An exact copy of the records is required, minus the pictures they hold.

> _Stored records_:
◆ ◆ ◆ ◆ ◆ ◆ ◆
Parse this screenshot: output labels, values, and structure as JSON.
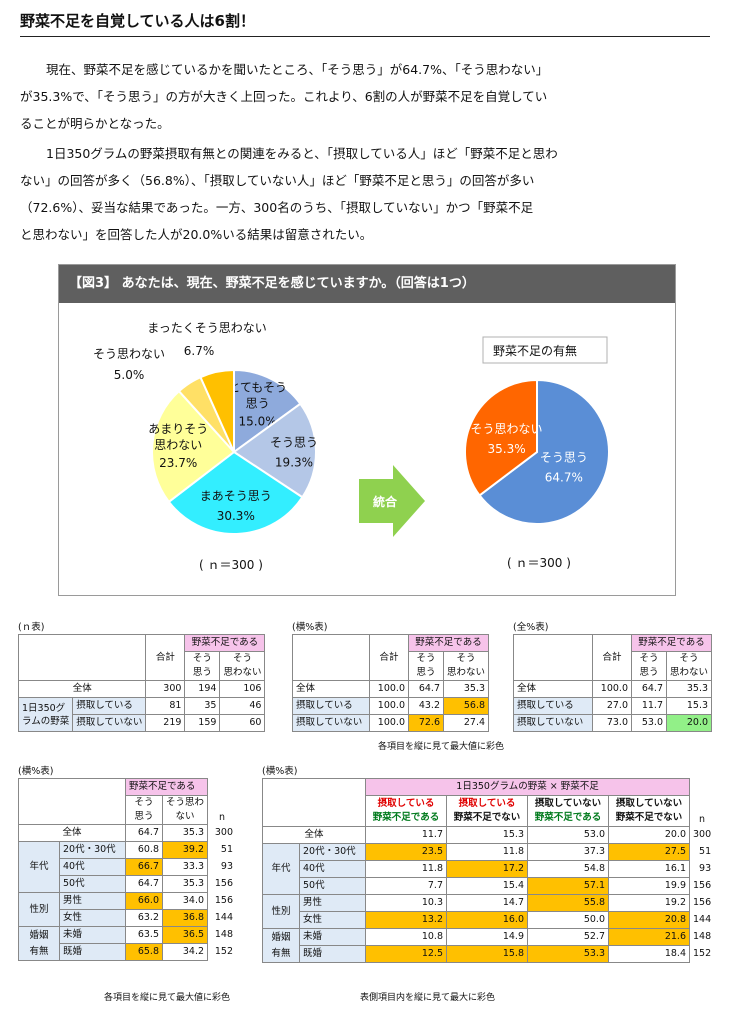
{
  "title": "野菜不足を自覚している人は6割！",
  "para1": [
    "現在、野菜不足を感じているかを聞いたところ、「そう思う」が64.7%、「そう思わない」",
    "が35.3%で、「そう思う」の方が大きく上回った。これより、6割の人が野菜不足を自覚してい",
    "ることが明らかとなった。"
  ],
  "para2": [
    "1日350グラムの野菜摂取有無との関連をみると、「摂取している人」ほど「野菜不足と思わ",
    "ない」の回答が多く（56.8%）、「摂取していない人」ほど「野菜不足と思う」の回答が多い",
    "（72.6%）、妥当な結果であった。一方、300名のうち、「摂取していない」かつ「野菜不足",
    "と思わない」を回答した人が20.0%いる結果は留意されたい。"
  ],
  "figure": {
    "title": "【図3】 あなたは、現在、野菜不足を感じていますか。（回答は1つ）",
    "merge_label": "統合",
    "left_pie": {
      "n_label": "( ｎ＝300 )",
      "slices": [
        {
          "label1": "とてもそう",
          "label2": "思う",
          "value_label": "15.0%",
          "value": 15.0,
          "color": "#8eaadc"
        },
        {
          "label1": "そう思う",
          "label2": "",
          "value_label": "19.3%",
          "value": 19.3,
          "color": "#b4c7e7"
        },
        {
          "label1": "まあそう思う",
          "label2": "",
          "value_label": "30.3%",
          "value": 30.3,
          "color": "#33eeff"
        },
        {
          "label1": "あまりそう",
          "label2": "思わない",
          "value_label": "23.7%",
          "value": 23.7,
          "color": "#ffff99"
        },
        {
          "label1": "そう思わない",
          "label2": "",
          "value_label": "5.0%",
          "value": 5.0,
          "color": "#ffe066"
        },
        {
          "label1": "まったくそう思わない",
          "label2": "",
          "value_label": "6.7%",
          "value": 6.7,
          "color": "#ffc000"
        }
      ]
    },
    "right_pie": {
      "legend_title": "野菜不足の有無",
      "n_label": "( ｎ＝300 )",
      "slices": [
        {
          "label": "そう思う",
          "value_label": "64.7%",
          "value": 64.7,
          "color": "#5a8ed6"
        },
        {
          "label": "そう思わない",
          "value_label": "35.3%",
          "value": 35.3,
          "color": "#ff6600"
        }
      ]
    }
  },
  "t1": {
    "caption": "(ｎ表)",
    "group": "野菜不足である",
    "col_total": "合計",
    "col_yes": [
      "そう",
      "思う"
    ],
    "col_no": [
      "そう",
      "思わない"
    ],
    "row_all": "全体",
    "row_group": [
      "1日350グ",
      "ラムの野菜"
    ],
    "row_a": "摂取している",
    "row_b": "摂取していない",
    "all": [
      "300",
      "194",
      "106"
    ],
    "a": [
      "81",
      "35",
      "46"
    ],
    "b": [
      "219",
      "159",
      "60"
    ]
  },
  "t2": {
    "caption": "(横%表)",
    "group": "野菜不足である",
    "col_total": "合計",
    "col_yes": [
      "そう",
      "思う"
    ],
    "col_no": [
      "そう",
      "思わない"
    ],
    "row_all": "全体",
    "row_a": "摂取している",
    "row_b": "摂取していない",
    "all": [
      "100.0",
      "64.7",
      "35.3"
    ],
    "a": [
      "100.0",
      "43.2",
      "56.8"
    ],
    "b": [
      "100.0",
      "72.6",
      "27.4"
    ],
    "note": "各項目を縦に見て最大値に彩色"
  },
  "t3": {
    "caption": "(全%表)",
    "group": "野菜不足である",
    "col_total": "合計",
    "col_yes": [
      "そう",
      "思う"
    ],
    "col_no": [
      "そう",
      "思わない"
    ],
    "row_all": "全体",
    "row_a": "摂取している",
    "row_b": "摂取していない",
    "all": [
      "100.0",
      "64.7",
      "35.3"
    ],
    "a": [
      "27.0",
      "11.7",
      "15.3"
    ],
    "b": [
      "73.0",
      "53.0",
      "20.0"
    ]
  },
  "t4": {
    "caption": "(横%表)",
    "group": "野菜不足である",
    "col_yes": [
      "そう",
      "思う"
    ],
    "col_no": [
      "そう思わ",
      "ない"
    ],
    "col_n": "n",
    "g_age": "年代",
    "g_sex": "性別",
    "g_mar": [
      "婚姻",
      "有無"
    ],
    "rows": [
      {
        "label": "全体",
        "yes": "64.7",
        "no": "35.3",
        "n": "300"
      },
      {
        "label": "20代・30代",
        "yes": "60.8",
        "no": "39.2",
        "n": "51"
      },
      {
        "label": "40代",
        "yes": "66.7",
        "no": "33.3",
        "n": "93"
      },
      {
        "label": "50代",
        "yes": "64.7",
        "no": "35.3",
        "n": "156"
      },
      {
        "label": "男性",
        "yes": "66.0",
        "no": "34.0",
        "n": "156"
      },
      {
        "label": "女性",
        "yes": "63.2",
        "no": "36.8",
        "n": "144"
      },
      {
        "label": "未婚",
        "yes": "63.5",
        "no": "36.5",
        "n": "148"
      },
      {
        "label": "既婚",
        "yes": "65.8",
        "no": "34.2",
        "n": "152"
      }
    ],
    "note": "各項目を縦に見て最大値に彩色"
  },
  "t5": {
    "caption": "(横%表)",
    "group": "1日350グラムの野菜 × 野菜不足",
    "c1": [
      "摂取している",
      "野菜不足である"
    ],
    "c2": [
      "摂取している",
      "野菜不足でない"
    ],
    "c3": [
      "摂取していない",
      "野菜不足である"
    ],
    "c4": [
      "摂取していない",
      "野菜不足でない"
    ],
    "col_n": "n",
    "g_age": "年代",
    "g_sex": "性別",
    "g_mar": [
      "婚姻",
      "有無"
    ],
    "rows": [
      {
        "label": "全体",
        "v": [
          "11.7",
          "15.3",
          "53.0",
          "20.0"
        ],
        "n": "300"
      },
      {
        "label": "20代・30代",
        "v": [
          "23.5",
          "11.8",
          "37.3",
          "27.5"
        ],
        "n": "51"
      },
      {
        "label": "40代",
        "v": [
          "11.8",
          "17.2",
          "54.8",
          "16.1"
        ],
        "n": "93"
      },
      {
        "label": "50代",
        "v": [
          "7.7",
          "15.4",
          "57.1",
          "19.9"
        ],
        "n": "156"
      },
      {
        "label": "男性",
        "v": [
          "10.3",
          "14.7",
          "55.8",
          "19.2"
        ],
        "n": "156"
      },
      {
        "label": "女性",
        "v": [
          "13.2",
          "16.0",
          "50.0",
          "20.8"
        ],
        "n": "144"
      },
      {
        "label": "未婚",
        "v": [
          "10.8",
          "14.9",
          "52.7",
          "21.6"
        ],
        "n": "148"
      },
      {
        "label": "既婚",
        "v": [
          "12.5",
          "15.8",
          "53.3",
          "18.4"
        ],
        "n": "152"
      }
    ],
    "note": "表側項目内を縦に見て最大に彩色"
  }
}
◆ ◆ ◆ ◆ ◆ ◆ ◆
> _WRITTEN REPLY_:
Parse this screenshot: output labels, values, and structure as JSON.
{
  "title": "野菜不足を自覚している人は6割！",
  "para1": [
    "現在、野菜不足を感じているかを聞いたところ、「そう思う」が64.7%、「そう思わない」",
    "が35.3%で、「そう思う」の方が大きく上回った。これより、6割の人が野菜不足を自覚してい",
    "ることが明らかとなった。"
  ],
  "para2": [
    "1日350グラムの野菜摂取有無との関連をみると、「摂取している人」ほど「野菜不足と思わ",
    "ない」の回答が多く（56.8%）、「摂取していない人」ほど「野菜不足と思う」の回答が多い",
    "（72.6%）、妥当な結果であった。一方、300名のうち、「摂取していない」かつ「野菜不足",
    "と思わない」を回答した人が20.0%いる結果は留意されたい。"
  ],
  "figure": {
    "title": "【図3】 あなたは、現在、野菜不足を感じていますか。（回答は1つ）",
    "merge_label": "統合",
    "left_pie": {
      "n_label": "( ｎ＝300 )",
      "slices": [
        {
          "label1": "とてもそう",
          "label2": "思う",
          "value_label": "15.0%",
          "value": 15.0,
          "color": "#8eaadc"
        },
        {
          "label1": "そう思う",
          "label2": "",
          "value_label": "19.3%",
          "value": 19.3,
          "color": "#b4c7e7"
        },
        {
          "label1": "まあそう思う",
          "label2": "",
          "value_label": "30.3%",
          "value": 30.3,
          "color": "#33eeff"
        },
        {
          "label1": "あまりそう",
          "label2": "思わない",
          "value_label": "23.7%",
          "value": 23.7,
          "color": "#ffff99"
        },
        {
          "label1": "そう思わない",
          "label2": "",
          "value_label": "5.0%",
          "value": 5.0,
          "color": "#ffe066"
        },
        {
          "label1": "まったくそう思わない",
          "label2": "",
          "value_label": "6.7%",
          "value": 6.7,
          "color": "#ffc000"
        }
      ]
    },
    "right_pie": {
      "legend_title": "野菜不足の有無",
      "n_label": "( ｎ＝300 )",
      "slices": [
        {
          "label": "そう思う",
          "value_label": "64.7%",
          "value": 64.7,
          "color": "#5a8ed6"
        },
        {
          "label": "そう思わない",
          "value_label": "35.3%",
          "value": 35.3,
          "color": "#ff6600"
        }
      ]
    }
  },
  "t1": {
    "caption": "(ｎ表)",
    "group": "野菜不足である",
    "col_total": "合計",
    "col_yes": [
      "そう",
      "思う"
    ],
    "col_no": [
      "そう",
      "思わない"
    ],
    "row_all": "全体",
    "row_group": [
      "1日350グ",
      "ラムの野菜"
    ],
    "row_a": "摂取している",
    "row_b": "摂取していない",
    "all": [
      "300",
      "194",
      "106"
    ],
    "a": [
      "81",
      "35",
      "46"
    ],
    "b": [
      "219",
      "159",
      "60"
    ]
  },
  "t2": {
    "caption": "(横%表)",
    "group": "野菜不足である",
    "col_total": "合計",
    "col_yes": [
      "そう",
      "思う"
    ],
    "col_no": [
      "そう",
      "思わない"
    ],
    "row_all": "全体",
    "row_a": "摂取している",
    "row_b": "摂取していない",
    "all": [
      "100.0",
      "64.7",
      "35.3"
    ],
    "a": [
      "100.0",
      "43.2",
      "56.8"
    ],
    "b": [
      "100.0",
      "72.6",
      "27.4"
    ],
    "note": "各項目を縦に見て最大値に彩色"
  },
  "t3": {
    "caption": "(全%表)",
    "group": "野菜不足である",
    "col_total": "合計",
    "col_yes": [
      "そう",
      "思う"
    ],
    "col_no": [
      "そう",
      "思わない"
    ],
    "row_all": "全体",
    "row_a": "摂取している",
    "row_b": "摂取していない",
    "all": [
      "100.0",
      "64.7",
      "35.3"
    ],
    "a": [
      "27.0",
      "11.7",
      "15.3"
    ],
    "b": [
      "73.0",
      "53.0",
      "20.0"
    ]
  },
  "t4": {
    "caption": "(横%表)",
    "group": "野菜不足である",
    "col_yes": [
      "そう",
      "思う"
    ],
    "col_no": [
      "そう思わ",
      "ない"
    ],
    "col_n": "n",
    "g_age": "年代",
    "g_sex": "性別",
    "g_mar": [
      "婚姻",
      "有無"
    ],
    "rows": [
      {
        "label": "全体",
        "yes": "64.7",
        "no": "35.3",
        "n": "300"
      },
      {
        "label": "20代・30代",
        "yes": "60.8",
        "no": "39.2",
        "n": "51"
      },
      {
        "label": "40代",
        "yes": "66.7",
        "no": "33.3",
        "n": "93"
      },
      {
        "label": "50代",
        "yes": "64.7",
        "no": "35.3",
        "n": "156"
      },
      {
        "label": "男性",
        "yes": "66.0",
        "no": "34.0",
        "n": "156"
      },
      {
        "label": "女性",
        "yes": "63.2",
        "no": "36.8",
        "n": "144"
      },
      {
        "label": "未婚",
        "yes": "63.5",
        "no": "36.5",
        "n": "148"
      },
      {
        "label": "既婚",
        "yes": "65.8",
        "no": "34.2",
        "n": "152"
      }
    ],
    "note": "各項目を縦に見て最大値に彩色"
  },
  "t5": {
    "caption": "(横%表)",
    "group": "1日350グラムの野菜 × 野菜不足",
    "c1": [
      "摂取している",
      "野菜不足である"
    ],
    "c2": [
      "摂取している",
      "野菜不足でない"
    ],
    "c3": [
      "摂取していない",
      "野菜不足である"
    ],
    "c4": [
      "摂取していない",
      "野菜不足でない"
    ],
    "col_n": "n",
    "g_age": "年代",
    "g_sex": "性別",
    "g_mar": [
      "婚姻",
      "有無"
    ],
    "rows": [
      {
        "label": "全体",
        "v": [
          "11.7",
          "15.3",
          "53.0",
          "20.0"
        ],
        "n": "300"
      },
      {
        "label": "20代・30代",
        "v": [
          "23.5",
          "11.8",
          "37.3",
          "27.5"
        ],
        "n": "51"
      },
      {
        "label": "40代",
        "v": [
          "11.8",
          "17.2",
          "54.8",
          "16.1"
        ],
        "n": "93"
      },
      {
        "label": "50代",
        "v": [
          "7.7",
          "15.4",
          "57.1",
          "19.9"
        ],
        "n": "156"
      },
      {
        "label": "男性",
        "v": [
          "10.3",
          "14.7",
          "55.8",
          "19.2"
        ],
        "n": "156"
      },
      {
        "label": "女性",
        "v": [
          "13.2",
          "16.0",
          "50.0",
          "20.8"
        ],
        "n": "144"
      },
      {
        "label": "未婚",
        "v": [
          "10.8",
          "14.9",
          "52.7",
          "21.6"
        ],
        "n": "148"
      },
      {
        "label": "既婚",
        "v": [
          "12.5",
          "15.8",
          "53.3",
          "18.4"
        ],
        "n": "152"
      }
    ],
    "note": "表側項目内を縦に見て最大に彩色"
  }
}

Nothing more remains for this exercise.